Would you output the whole listing below, exactly as it reads?

- - - - -

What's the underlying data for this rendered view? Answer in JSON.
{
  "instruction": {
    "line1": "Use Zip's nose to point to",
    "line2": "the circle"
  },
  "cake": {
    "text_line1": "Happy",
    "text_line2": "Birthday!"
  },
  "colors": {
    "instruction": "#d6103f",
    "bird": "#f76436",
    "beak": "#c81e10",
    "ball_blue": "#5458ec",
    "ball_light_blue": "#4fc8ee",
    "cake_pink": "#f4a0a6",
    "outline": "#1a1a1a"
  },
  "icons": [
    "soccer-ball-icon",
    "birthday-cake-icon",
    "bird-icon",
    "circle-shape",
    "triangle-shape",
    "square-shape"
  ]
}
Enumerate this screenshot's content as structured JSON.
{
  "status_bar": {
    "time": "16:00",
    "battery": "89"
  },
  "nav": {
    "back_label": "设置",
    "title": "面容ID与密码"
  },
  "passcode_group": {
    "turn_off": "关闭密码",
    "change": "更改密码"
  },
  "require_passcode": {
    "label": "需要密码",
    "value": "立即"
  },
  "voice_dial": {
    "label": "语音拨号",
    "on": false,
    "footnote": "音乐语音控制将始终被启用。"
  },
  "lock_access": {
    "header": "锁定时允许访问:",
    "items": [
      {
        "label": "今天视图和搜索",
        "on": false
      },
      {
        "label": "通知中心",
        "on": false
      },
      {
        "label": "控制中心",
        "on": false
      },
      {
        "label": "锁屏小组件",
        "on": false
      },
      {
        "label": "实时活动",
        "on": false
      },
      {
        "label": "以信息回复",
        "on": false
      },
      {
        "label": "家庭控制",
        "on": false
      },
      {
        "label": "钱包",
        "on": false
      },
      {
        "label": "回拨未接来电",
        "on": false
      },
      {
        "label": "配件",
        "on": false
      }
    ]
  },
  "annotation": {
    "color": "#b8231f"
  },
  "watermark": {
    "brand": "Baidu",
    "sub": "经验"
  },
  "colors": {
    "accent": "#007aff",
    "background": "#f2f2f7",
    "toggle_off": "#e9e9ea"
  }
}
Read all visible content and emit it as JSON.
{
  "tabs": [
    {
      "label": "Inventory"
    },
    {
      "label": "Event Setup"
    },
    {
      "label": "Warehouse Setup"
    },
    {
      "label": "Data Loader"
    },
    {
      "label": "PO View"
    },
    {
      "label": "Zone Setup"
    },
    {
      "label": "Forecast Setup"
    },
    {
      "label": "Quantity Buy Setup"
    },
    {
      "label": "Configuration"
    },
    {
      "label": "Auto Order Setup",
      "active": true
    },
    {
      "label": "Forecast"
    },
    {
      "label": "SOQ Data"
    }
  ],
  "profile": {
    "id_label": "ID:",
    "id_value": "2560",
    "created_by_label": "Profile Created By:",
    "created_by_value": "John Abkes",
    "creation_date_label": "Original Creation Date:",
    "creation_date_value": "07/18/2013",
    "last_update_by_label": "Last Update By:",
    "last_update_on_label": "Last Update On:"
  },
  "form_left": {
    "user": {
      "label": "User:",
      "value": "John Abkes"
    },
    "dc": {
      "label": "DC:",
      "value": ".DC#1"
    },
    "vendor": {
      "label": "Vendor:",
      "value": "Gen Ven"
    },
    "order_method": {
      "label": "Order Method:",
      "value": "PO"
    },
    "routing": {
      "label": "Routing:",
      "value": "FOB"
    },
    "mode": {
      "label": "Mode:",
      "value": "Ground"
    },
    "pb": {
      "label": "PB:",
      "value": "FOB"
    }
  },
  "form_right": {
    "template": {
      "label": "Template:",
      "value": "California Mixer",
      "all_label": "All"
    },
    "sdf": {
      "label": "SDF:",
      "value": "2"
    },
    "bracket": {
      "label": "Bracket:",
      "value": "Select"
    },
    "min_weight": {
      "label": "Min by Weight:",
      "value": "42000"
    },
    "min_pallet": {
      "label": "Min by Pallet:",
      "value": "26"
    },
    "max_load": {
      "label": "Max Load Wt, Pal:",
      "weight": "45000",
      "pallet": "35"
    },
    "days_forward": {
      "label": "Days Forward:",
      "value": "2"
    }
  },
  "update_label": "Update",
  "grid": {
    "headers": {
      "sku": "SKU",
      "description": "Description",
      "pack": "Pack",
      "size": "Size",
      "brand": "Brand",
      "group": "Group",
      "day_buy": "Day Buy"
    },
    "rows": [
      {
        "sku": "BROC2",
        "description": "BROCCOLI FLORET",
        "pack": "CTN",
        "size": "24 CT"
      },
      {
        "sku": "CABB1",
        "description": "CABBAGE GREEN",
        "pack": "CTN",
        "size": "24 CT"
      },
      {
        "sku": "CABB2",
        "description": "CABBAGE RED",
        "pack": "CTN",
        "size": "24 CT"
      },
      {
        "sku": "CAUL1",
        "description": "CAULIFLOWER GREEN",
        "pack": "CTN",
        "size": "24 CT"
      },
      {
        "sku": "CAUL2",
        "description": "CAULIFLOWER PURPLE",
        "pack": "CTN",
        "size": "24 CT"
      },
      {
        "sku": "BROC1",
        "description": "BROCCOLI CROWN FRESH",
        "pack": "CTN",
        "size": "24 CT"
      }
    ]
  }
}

- - - - -

→ **Answer**:
What's the underlying data for this rendered view? Answer in JSON.
{
  "instruction": {
    "line1": "Use Zip's nose to point to",
    "line2": "the circle"
  },
  "cake": {
    "text_line1": "Happy",
    "text_line2": "Birthday!"
  },
  "colors": {
    "instruction": "#d6103f",
    "bird": "#f76436",
    "beak": "#c81e10",
    "ball_blue": "#5458ec",
    "ball_light_blue": "#4fc8ee",
    "cake_pink": "#f4a0a6",
    "outline": "#1a1a1a"
  },
  "icons": [
    "soccer-ball-icon",
    "birthday-cake-icon",
    "bird-icon",
    "circle-shape",
    "triangle-shape",
    "square-shape"
  ]
}
Enumerate this screenshot's content as structured JSON.
{
  "status_bar": {
    "time": "16:00",
    "battery": "89"
  },
  "nav": {
    "back_label": "设置",
    "title": "面容ID与密码"
  },
  "passcode_group": {
    "turn_off": "关闭密码",
    "change": "更改密码"
  },
  "require_passcode": {
    "label": "需要密码",
    "value": "立即"
  },
  "voice_dial": {
    "label": "语音拨号",
    "on": false,
    "footnote": "音乐语音控制将始终被启用。"
  },
  "lock_access": {
    "header": "锁定时允许访问:",
    "items": [
      {
        "label": "今天视图和搜索",
        "on": false
      },
      {
        "label": "通知中心",
        "on": false
      },
      {
        "label": "控制中心",
        "on": false
      },
      {
        "label": "锁屏小组件",
        "on": false
      },
      {
        "label": "实时活动",
        "on": false
      },
      {
        "label": "以信息回复",
        "on": false
      },
      {
        "label": "家庭控制",
        "on": false
      },
      {
        "label": "钱包",
        "on": false
      },
      {
        "label": "回拨未接来电",
        "on": false
      },
      {
        "label": "配件",
        "on": false
      }
    ]
  },
  "annotation": {
    "color": "#b8231f"
  },
  "watermark": {
    "brand": "Baidu",
    "sub": "经验"
  },
  "colors": {
    "accent": "#007aff",
    "background": "#f2f2f7",
    "toggle_off": "#e9e9ea"
  }
}
Read all visible content and emit it as JSON.
{
  "tabs": [
    {
      "label": "Inventory"
    },
    {
      "label": "Event Setup"
    },
    {
      "label": "Warehouse Setup"
    },
    {
      "label": "Data Loader"
    },
    {
      "label": "PO View"
    },
    {
      "label": "Zone Setup"
    },
    {
      "label": "Forecast Setup"
    },
    {
      "label": "Quantity Buy Setup"
    },
    {
      "label": "Configuration"
    },
    {
      "label": "Auto Order Setup",
      "active": true
    },
    {
      "label": "Forecast"
    },
    {
      "label": "SOQ Data"
    }
  ],
  "profile": {
    "id_label": "ID:",
    "id_value": "2560",
    "created_by_label": "Profile Created By:",
    "created_by_value": "John Abkes",
    "creation_date_label": "Original Creation Date:",
    "creation_date_value": "07/18/2013",
    "last_update_by_label": "Last Update By:",
    "last_update_on_label": "Last Update On:"
  },
  "form_left": {
    "user": {
      "label": "User:",
      "value": "John Abkes"
    },
    "dc": {
      "label": "DC:",
      "value": ".DC#1"
    },
    "vendor": {
      "label": "Vendor:",
      "value": "Gen Ven"
    },
    "order_method": {
      "label": "Order Method:",
      "value": "PO"
    },
    "routing": {
      "label": "Routing:",
      "value": "FOB"
    },
    "mode": {
      "label": "Mode:",
      "value": "Ground"
    },
    "pb": {
      "label": "PB:",
      "value": "FOB"
    }
  },
  "form_right": {
    "template": {
      "label": "Template:",
      "value": "California Mixer",
      "all_label": "All"
    },
    "sdf": {
      "label": "SDF:",
      "value": "2"
    },
    "bracket": {
      "label": "Bracket:",
      "value": "Select"
    },
    "min_weight": {
      "label": "Min by Weight:",
      "value": "42000"
    },
    "min_pallet": {
      "label": "Min by Pallet:",
      "value": "26"
    },
    "max_load": {
      "label": "Max Load Wt, Pal:",
      "weight": "45000",
      "pallet": "35"
    },
    "days_forward": {
      "label": "Days Forward:",
      "value": "2"
    }
  },
  "update_label": "Update",
  "grid": {
    "headers": {
      "sku": "SKU",
      "description": "Description",
      "pack": "Pack",
      "size": "Size",
      "brand": "Brand",
      "group": "Group",
      "day_buy": "Day Buy"
    },
    "rows": [
      {
        "sku": "BROC2",
        "description": "BROCCOLI FLORET",
        "pack": "CTN",
        "size": "24 CT"
      },
      {
        "sku": "CABB1",
        "description": "CABBAGE GREEN",
        "pack": "CTN",
        "size": "24 CT"
      },
      {
        "sku": "CABB2",
        "description": "CABBAGE RED",
        "pack": "CTN",
        "size": "24 CT"
      },
      {
        "sku": "CAUL1",
        "description": "CAULIFLOWER GREEN",
        "pack": "CTN",
        "size": "24 CT"
      },
      {
        "sku": "CAUL2",
        "description": "CAULIFLOWER PURPLE",
        "pack": "CTN",
        "size": "24 CT"
      },
      {
        "sku": "BROC1",
        "description": "BROCCOLI CROWN FRESH",
        "pack": "CTN",
        "size": "24 CT"
      }
    ]
  }
}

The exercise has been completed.